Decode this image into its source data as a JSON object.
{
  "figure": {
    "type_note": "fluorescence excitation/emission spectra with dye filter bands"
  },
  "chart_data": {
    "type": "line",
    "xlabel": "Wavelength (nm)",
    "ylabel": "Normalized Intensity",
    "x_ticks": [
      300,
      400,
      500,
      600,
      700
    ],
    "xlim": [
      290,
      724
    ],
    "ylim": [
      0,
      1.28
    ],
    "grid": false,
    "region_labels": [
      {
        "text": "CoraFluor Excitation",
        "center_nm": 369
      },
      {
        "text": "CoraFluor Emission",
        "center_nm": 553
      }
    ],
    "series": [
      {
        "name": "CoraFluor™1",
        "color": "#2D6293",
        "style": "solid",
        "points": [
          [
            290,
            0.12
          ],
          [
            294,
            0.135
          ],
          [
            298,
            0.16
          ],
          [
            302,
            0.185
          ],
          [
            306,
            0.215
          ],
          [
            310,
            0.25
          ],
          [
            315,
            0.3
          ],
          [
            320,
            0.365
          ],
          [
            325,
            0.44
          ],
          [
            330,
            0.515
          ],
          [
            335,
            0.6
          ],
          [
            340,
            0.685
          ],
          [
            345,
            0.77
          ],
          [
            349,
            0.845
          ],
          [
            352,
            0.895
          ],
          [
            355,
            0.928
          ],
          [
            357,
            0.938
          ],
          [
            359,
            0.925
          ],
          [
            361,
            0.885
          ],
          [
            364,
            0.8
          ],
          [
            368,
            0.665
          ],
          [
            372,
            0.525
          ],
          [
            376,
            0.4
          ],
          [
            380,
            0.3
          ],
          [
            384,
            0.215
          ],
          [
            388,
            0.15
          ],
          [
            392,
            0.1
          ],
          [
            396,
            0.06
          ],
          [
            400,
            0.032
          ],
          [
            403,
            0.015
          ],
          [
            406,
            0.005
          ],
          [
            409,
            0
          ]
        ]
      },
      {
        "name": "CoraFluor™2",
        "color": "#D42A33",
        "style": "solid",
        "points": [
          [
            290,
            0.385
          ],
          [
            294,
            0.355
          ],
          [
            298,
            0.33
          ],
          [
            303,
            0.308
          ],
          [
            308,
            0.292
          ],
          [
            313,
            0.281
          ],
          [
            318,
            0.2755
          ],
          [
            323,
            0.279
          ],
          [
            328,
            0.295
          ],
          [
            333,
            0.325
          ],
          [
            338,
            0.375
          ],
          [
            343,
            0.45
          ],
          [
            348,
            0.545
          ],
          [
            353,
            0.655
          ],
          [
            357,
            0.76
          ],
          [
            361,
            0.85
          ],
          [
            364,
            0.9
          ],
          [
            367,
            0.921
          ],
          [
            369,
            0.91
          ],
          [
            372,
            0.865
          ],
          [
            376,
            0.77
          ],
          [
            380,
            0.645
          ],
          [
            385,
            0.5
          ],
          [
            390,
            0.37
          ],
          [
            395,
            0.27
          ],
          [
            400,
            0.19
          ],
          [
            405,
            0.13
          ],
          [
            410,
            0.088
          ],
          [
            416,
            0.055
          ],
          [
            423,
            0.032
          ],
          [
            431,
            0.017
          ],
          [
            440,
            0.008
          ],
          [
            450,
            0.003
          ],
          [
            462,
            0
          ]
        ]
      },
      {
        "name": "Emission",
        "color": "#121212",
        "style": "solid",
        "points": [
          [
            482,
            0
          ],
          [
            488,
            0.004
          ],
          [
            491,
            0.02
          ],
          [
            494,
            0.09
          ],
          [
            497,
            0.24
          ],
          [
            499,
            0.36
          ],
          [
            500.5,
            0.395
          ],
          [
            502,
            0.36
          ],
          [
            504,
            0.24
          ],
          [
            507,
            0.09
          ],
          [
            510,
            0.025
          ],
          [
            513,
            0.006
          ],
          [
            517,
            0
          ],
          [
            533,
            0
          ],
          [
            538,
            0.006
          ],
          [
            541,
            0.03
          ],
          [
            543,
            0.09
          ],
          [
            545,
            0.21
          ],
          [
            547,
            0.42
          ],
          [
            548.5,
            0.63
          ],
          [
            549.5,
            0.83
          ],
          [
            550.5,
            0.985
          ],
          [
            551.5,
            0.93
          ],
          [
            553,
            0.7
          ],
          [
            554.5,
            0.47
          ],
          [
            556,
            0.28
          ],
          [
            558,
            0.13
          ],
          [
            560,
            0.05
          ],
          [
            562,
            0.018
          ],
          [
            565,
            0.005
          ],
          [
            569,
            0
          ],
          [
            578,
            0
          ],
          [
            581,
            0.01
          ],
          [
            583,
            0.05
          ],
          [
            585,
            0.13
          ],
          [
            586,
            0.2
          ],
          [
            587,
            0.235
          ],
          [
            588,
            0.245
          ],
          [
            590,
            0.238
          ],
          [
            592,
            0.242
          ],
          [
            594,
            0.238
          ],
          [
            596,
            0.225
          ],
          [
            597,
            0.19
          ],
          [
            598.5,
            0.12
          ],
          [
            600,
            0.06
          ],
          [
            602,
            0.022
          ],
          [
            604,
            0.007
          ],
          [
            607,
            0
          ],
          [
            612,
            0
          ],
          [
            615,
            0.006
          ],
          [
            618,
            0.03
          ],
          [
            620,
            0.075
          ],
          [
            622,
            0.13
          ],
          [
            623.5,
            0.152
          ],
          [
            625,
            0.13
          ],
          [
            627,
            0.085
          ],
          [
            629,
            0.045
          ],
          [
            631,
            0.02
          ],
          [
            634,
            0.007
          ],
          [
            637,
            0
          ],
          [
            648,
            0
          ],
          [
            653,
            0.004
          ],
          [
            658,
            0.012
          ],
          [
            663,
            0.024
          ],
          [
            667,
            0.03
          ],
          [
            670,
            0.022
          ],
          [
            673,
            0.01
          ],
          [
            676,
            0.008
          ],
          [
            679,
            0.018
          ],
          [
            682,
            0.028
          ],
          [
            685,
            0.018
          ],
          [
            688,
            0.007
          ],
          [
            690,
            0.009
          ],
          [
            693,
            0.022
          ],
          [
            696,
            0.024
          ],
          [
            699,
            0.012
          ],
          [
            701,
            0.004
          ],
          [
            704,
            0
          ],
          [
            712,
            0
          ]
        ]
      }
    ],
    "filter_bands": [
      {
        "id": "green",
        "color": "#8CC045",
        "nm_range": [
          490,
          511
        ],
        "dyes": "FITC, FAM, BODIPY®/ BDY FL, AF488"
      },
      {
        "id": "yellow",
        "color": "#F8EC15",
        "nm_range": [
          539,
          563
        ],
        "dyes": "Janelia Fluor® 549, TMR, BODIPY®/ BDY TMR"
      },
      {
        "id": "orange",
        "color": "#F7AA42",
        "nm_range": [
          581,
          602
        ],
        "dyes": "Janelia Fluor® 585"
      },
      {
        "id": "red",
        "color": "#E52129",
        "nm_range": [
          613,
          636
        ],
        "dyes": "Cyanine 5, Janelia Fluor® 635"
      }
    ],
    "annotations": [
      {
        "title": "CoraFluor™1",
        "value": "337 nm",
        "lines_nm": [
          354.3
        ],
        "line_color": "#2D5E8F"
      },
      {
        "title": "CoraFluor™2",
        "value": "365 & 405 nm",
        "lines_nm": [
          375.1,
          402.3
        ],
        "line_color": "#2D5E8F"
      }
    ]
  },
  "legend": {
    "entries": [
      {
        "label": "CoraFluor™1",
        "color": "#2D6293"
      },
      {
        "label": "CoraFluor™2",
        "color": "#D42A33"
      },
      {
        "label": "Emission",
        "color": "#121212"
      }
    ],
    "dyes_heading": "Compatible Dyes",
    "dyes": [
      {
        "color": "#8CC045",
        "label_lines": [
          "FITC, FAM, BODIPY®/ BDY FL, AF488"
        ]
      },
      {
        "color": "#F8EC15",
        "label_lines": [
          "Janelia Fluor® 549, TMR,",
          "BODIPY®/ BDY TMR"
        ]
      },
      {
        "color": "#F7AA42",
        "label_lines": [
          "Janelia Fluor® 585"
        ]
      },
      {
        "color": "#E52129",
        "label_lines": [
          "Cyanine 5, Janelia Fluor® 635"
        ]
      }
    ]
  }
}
□ □ □ □ □
TASK INSTRUCTIONS — Among the records above, find each line holding the string "BODIPY" and pull it out.

THE REPLY —
        "dyes": "FITC, FAM, BODIPY®/ BDY FL, AF488"
        "dyes": "Janelia Fluor® 549, TMR, BODIPY®/ BDY TMR"
          "FITC, FAM, BODIPY®/ BDY FL, AF488"
          "BODIPY®/ BDY TMR"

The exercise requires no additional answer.